What you will do: Please quote the material exactly, every line of it.
......
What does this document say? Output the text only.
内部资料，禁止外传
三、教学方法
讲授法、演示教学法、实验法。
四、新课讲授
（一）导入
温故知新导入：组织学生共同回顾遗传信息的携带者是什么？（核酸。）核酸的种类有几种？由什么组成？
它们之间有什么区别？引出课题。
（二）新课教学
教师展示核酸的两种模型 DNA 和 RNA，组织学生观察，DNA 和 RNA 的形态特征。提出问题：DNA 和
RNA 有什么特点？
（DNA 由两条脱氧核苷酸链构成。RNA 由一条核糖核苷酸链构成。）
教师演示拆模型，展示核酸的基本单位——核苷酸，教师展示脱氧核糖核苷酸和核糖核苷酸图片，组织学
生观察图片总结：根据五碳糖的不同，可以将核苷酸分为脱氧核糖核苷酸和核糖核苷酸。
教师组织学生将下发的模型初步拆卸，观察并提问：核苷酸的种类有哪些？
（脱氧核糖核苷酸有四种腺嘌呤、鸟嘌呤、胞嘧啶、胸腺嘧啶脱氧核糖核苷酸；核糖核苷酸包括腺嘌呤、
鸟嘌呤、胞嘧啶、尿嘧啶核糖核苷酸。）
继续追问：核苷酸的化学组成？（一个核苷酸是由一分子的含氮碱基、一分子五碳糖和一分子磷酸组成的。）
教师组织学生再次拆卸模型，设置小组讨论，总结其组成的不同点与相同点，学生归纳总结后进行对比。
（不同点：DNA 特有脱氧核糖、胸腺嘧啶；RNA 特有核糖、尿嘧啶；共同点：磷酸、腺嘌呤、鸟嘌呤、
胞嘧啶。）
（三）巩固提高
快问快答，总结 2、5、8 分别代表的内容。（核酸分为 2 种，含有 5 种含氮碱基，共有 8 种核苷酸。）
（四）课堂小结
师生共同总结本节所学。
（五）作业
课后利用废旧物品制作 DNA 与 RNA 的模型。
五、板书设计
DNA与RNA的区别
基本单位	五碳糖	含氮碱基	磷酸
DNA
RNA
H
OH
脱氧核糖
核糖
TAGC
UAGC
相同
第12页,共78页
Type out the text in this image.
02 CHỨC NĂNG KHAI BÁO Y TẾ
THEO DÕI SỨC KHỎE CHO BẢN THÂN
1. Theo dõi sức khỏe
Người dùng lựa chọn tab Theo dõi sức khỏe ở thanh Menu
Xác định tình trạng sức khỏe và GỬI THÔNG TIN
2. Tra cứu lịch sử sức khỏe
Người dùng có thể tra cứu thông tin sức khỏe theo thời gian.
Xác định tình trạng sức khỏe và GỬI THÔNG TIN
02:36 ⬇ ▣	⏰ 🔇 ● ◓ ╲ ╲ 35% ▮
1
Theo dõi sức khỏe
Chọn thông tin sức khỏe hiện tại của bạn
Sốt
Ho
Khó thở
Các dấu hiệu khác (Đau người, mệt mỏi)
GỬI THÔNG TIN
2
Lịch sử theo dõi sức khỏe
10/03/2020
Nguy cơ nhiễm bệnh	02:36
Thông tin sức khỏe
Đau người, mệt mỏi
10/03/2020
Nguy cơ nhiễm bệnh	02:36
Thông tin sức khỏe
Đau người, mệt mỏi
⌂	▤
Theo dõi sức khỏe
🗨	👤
......
Result below:
What does this document say? Output the text only.
内部资料，禁止外传
三、教学方法
讲授法、演示教学法、实验法。
四、新课讲授
（一）导入
温故知新导入：组织学生共同回顾遗传信息的携带者是什么？（核酸。）核酸的种类有几种？由什么组成？
它们之间有什么区别？引出课题。
（二）新课教学
教师展示核酸的两种模型 DNA 和 RNA，组织学生观察，DNA 和 RNA 的形态特征。提出问题：DNA 和
RNA 有什么特点？
（DNA 由两条脱氧核苷酸链构成。RNA 由一条核糖核苷酸链构成。）
教师演示拆模型，展示核酸的基本单位——核苷酸，教师展示脱氧核糖核苷酸和核糖核苷酸图片，组织学
生观察图片总结：根据五碳糖的不同，可以将核苷酸分为脱氧核糖核苷酸和核糖核苷酸。
教师组织学生将下发的模型初步拆卸，观察并提问：核苷酸的种类有哪些？
（脱氧核糖核苷酸有四种腺嘌呤、鸟嘌呤、胞嘧啶、胸腺嘧啶脱氧核糖核苷酸；核糖核苷酸包括腺嘌呤、
鸟嘌呤、胞嘧啶、尿嘧啶核糖核苷酸。）
继续追问：核苷酸的化学组成？（一个核苷酸是由一分子的含氮碱基、一分子五碳糖和一分子磷酸组成的。）
教师组织学生再次拆卸模型，设置小组讨论，总结其组成的不同点与相同点，学生归纳总结后进行对比。
（不同点：DNA 特有脱氧核糖、胸腺嘧啶；RNA 特有核糖、尿嘧啶；共同点：磷酸、腺嘌呤、鸟嘌呤、
胞嘧啶。）
（三）巩固提高
快问快答，总结 2、5、8 分别代表的内容。（核酸分为 2 种，含有 5 种含氮碱基，共有 8 种核苷酸。）
（四）课堂小结
师生共同总结本节所学。
（五）作业
课后利用废旧物品制作 DNA 与 RNA 的模型。
五、板书设计
DNA与RNA的区别
基本单位	五碳糖	含氮碱基	磷酸
DNA
RNA
H
OH
脱氧核糖
核糖
TAGC
UAGC
相同
第12页,共78页
Type out the text in this image.
02 CHỨC NĂNG KHAI BÁO Y TẾ
THEO DÕI SỨC KHỎE CHO BẢN THÂN
1. Theo dõi sức khỏe
Người dùng lựa chọn tab Theo dõi sức khỏe ở thanh Menu
Xác định tình trạng sức khỏe và GỬI THÔNG TIN
2. Tra cứu lịch sử sức khỏe
Người dùng có thể tra cứu thông tin sức khỏe theo thời gian.
Xác định tình trạng sức khỏe và GỬI THÔNG TIN
02:36 ⬇ ▣	⏰ 🔇 ● ◓ ╲ ╲ 35% ▮
1
Theo dõi sức khỏe
Chọn thông tin sức khỏe hiện tại của bạn
Sốt
Ho
Khó thở
Các dấu hiệu khác (Đau người, mệt mỏi)
GỬI THÔNG TIN
2
Lịch sử theo dõi sức khỏe
10/03/2020
Nguy cơ nhiễm bệnh	02:36
Thông tin sức khỏe
Đau người, mệt mỏi
10/03/2020
Nguy cơ nhiễm bệnh	02:36
Thông tin sức khỏe
Đau người, mệt mỏi
⌂	▤
Theo dõi sức khỏe
🗨	👤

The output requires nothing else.